Goal – Could you print all the entries exactly?

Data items

+ + + + +

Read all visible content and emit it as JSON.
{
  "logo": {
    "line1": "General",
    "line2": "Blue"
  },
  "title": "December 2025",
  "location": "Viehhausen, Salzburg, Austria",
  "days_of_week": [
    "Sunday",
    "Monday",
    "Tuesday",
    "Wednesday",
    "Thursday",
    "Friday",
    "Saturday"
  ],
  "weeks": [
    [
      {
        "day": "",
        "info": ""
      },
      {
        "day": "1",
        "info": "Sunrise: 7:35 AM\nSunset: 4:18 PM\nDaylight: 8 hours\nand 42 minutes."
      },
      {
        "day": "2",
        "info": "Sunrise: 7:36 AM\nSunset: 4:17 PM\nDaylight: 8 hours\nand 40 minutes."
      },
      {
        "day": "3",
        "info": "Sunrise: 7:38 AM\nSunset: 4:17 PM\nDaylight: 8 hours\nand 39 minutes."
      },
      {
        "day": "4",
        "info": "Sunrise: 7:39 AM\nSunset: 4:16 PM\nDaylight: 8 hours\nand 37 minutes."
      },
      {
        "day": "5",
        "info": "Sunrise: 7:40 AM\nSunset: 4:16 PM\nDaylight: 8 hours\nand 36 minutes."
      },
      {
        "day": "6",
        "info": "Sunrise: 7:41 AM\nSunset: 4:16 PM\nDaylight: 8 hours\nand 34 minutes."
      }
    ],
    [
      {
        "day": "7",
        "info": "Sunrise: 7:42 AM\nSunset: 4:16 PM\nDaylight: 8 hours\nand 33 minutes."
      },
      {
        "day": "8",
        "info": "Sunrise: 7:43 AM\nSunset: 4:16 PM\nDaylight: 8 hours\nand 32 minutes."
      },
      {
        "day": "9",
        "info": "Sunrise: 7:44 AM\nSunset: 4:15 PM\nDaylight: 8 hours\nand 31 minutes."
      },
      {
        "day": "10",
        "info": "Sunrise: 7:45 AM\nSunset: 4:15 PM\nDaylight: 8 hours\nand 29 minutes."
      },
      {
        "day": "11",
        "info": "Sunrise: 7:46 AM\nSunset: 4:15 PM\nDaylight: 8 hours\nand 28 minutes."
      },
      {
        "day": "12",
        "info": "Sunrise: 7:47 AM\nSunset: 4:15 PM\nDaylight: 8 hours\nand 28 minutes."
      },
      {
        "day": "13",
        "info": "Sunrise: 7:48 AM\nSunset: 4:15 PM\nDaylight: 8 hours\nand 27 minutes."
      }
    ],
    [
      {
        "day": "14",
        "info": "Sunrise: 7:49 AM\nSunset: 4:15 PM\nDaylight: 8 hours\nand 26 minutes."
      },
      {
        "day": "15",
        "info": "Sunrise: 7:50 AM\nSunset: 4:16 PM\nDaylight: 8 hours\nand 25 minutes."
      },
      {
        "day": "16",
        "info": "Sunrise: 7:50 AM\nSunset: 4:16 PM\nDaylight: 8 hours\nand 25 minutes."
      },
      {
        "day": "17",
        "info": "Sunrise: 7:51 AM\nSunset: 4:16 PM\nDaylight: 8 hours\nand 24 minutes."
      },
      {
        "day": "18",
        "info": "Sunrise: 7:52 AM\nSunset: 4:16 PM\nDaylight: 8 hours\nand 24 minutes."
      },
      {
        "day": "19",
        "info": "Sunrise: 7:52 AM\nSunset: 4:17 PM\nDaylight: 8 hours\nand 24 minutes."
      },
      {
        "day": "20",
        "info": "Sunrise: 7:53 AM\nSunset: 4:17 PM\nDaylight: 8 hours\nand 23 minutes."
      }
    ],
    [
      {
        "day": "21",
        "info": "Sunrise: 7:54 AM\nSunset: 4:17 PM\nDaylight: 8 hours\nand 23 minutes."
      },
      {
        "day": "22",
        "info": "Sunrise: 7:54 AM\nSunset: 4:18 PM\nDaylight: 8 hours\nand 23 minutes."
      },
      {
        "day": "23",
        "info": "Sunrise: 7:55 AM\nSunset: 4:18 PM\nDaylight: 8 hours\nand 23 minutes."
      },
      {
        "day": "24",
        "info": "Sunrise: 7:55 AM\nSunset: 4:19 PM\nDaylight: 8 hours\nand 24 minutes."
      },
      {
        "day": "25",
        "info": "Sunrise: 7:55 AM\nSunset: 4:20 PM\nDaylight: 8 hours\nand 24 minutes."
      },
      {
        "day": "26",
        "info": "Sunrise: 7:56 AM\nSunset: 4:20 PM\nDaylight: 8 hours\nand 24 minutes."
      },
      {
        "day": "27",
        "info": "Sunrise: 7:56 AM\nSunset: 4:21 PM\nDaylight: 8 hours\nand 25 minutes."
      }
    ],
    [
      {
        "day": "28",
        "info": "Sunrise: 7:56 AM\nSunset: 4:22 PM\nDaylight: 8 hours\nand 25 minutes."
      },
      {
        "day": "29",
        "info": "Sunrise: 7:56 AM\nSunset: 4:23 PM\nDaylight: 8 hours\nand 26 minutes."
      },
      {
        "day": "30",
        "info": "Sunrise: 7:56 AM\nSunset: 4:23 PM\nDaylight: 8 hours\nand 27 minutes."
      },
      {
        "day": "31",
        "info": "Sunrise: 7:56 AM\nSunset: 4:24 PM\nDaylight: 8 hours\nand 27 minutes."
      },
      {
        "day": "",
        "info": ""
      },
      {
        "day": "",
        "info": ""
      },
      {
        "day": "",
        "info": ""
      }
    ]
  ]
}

+ + + + +

Response to this task –
Read all visible content and emit it as JSON.
{
  "logo": {
    "line1": "General",
    "line2": "Blue"
  },
  "title": "December 2025",
  "location": "Viehhausen, Salzburg, Austria",
  "days_of_week": [
    "Sunday",
    "Monday",
    "Tuesday",
    "Wednesday",
    "Thursday",
    "Friday",
    "Saturday"
  ],
  "weeks": [
    [
      {
        "day": "",
        "info": ""
      },
      {
        "day": "1",
        "info": "Sunrise: 7:35 AM\nSunset: 4:18 PM\nDaylight: 8 hours\nand 42 minutes."
      },
      {
        "day": "2",
        "info": "Sunrise: 7:36 AM\nSunset: 4:17 PM\nDaylight: 8 hours\nand 40 minutes."
      },
      {
        "day": "3",
        "info": "Sunrise: 7:38 AM\nSunset: 4:17 PM\nDaylight: 8 hours\nand 39 minutes."
      },
      {
        "day": "4",
        "info": "Sunrise: 7:39 AM\nSunset: 4:16 PM\nDaylight: 8 hours\nand 37 minutes."
      },
      {
        "day": "5",
        "info": "Sunrise: 7:40 AM\nSunset: 4:16 PM\nDaylight: 8 hours\nand 36 minutes."
      },
      {
        "day": "6",
        "info": "Sunrise: 7:41 AM\nSunset: 4:16 PM\nDaylight: 8 hours\nand 34 minutes."
      }
    ],
    [
      {
        "day": "7",
        "info": "Sunrise: 7:42 AM\nSunset: 4:16 PM\nDaylight: 8 hours\nand 33 minutes."
      },
      {
        "day": "8",
        "info": "Sunrise: 7:43 AM\nSunset: 4:16 PM\nDaylight: 8 hours\nand 32 minutes."
      },
      {
        "day": "9",
        "info": "Sunrise: 7:44 AM\nSunset: 4:15 PM\nDaylight: 8 hours\nand 31 minutes."
      },
      {
        "day": "10",
        "info": "Sunrise: 7:45 AM\nSunset: 4:15 PM\nDaylight: 8 hours\nand 29 minutes."
      },
      {
        "day": "11",
        "info": "Sunrise: 7:46 AM\nSunset: 4:15 PM\nDaylight: 8 hours\nand 28 minutes."
      },
      {
        "day": "12",
        "info": "Sunrise: 7:47 AM\nSunset: 4:15 PM\nDaylight: 8 hours\nand 28 minutes."
      },
      {
        "day": "13",
        "info": "Sunrise: 7:48 AM\nSunset: 4:15 PM\nDaylight: 8 hours\nand 27 minutes."
      }
    ],
    [
      {
        "day": "14",
        "info": "Sunrise: 7:49 AM\nSunset: 4:15 PM\nDaylight: 8 hours\nand 26 minutes."
      },
      {
        "day": "15",
        "info": "Sunrise: 7:50 AM\nSunset: 4:16 PM\nDaylight: 8 hours\nand 25 minutes."
      },
      {
        "day": "16",
        "info": "Sunrise: 7:50 AM\nSunset: 4:16 PM\nDaylight: 8 hours\nand 25 minutes."
      },
      {
        "day": "17",
        "info": "Sunrise: 7:51 AM\nSunset: 4:16 PM\nDaylight: 8 hours\nand 24 minutes."
      },
      {
        "day": "18",
        "info": "Sunrise: 7:52 AM\nSunset: 4:16 PM\nDaylight: 8 hours\nand 24 minutes."
      },
      {
        "day": "19",
        "info": "Sunrise: 7:52 AM\nSunset: 4:17 PM\nDaylight: 8 hours\nand 24 minutes."
      },
      {
        "day": "20",
        "info": "Sunrise: 7:53 AM\nSunset: 4:17 PM\nDaylight: 8 hours\nand 23 minutes."
      }
    ],
    [
      {
        "day": "21",
        "info": "Sunrise: 7:54 AM\nSunset: 4:17 PM\nDaylight: 8 hours\nand 23 minutes."
      },
      {
        "day": "22",
        "info": "Sunrise: 7:54 AM\nSunset: 4:18 PM\nDaylight: 8 hours\nand 23 minutes."
      },
      {
        "day": "23",
        "info": "Sunrise: 7:55 AM\nSunset: 4:18 PM\nDaylight: 8 hours\nand 23 minutes."
      },
      {
        "day": "24",
        "info": "Sunrise: 7:55 AM\nSunset: 4:19 PM\nDaylight: 8 hours\nand 24 minutes."
      },
      {
        "day": "25",
        "info": "Sunrise: 7:55 AM\nSunset: 4:20 PM\nDaylight: 8 hours\nand 24 minutes."
      },
      {
        "day": "26",
        "info": "Sunrise: 7:56 AM\nSunset: 4:20 PM\nDaylight: 8 hours\nand 24 minutes."
      },
      {
        "day": "27",
        "info": "Sunrise: 7:56 AM\nSunset: 4:21 PM\nDaylight: 8 hours\nand 25 minutes."
      }
    ],
    [
      {
        "day": "28",
        "info": "Sunrise: 7:56 AM\nSunset: 4:22 PM\nDaylight: 8 hours\nand 25 minutes."
      },
      {
        "day": "29",
        "info": "Sunrise: 7:56 AM\nSunset: 4:23 PM\nDaylight: 8 hours\nand 26 minutes."
      },
      {
        "day": "30",
        "info": "Sunrise: 7:56 AM\nSunset: 4:23 PM\nDaylight: 8 hours\nand 27 minutes."
      },
      {
        "day": "31",
        "info": "Sunrise: 7:56 AM\nSunset: 4:24 PM\nDaylight: 8 hours\nand 27 minutes."
      },
      {
        "day": "",
        "info": ""
      },
      {
        "day": "",
        "info": ""
      },
      {
        "day": "",
        "info": ""
      }
    ]
  ]
}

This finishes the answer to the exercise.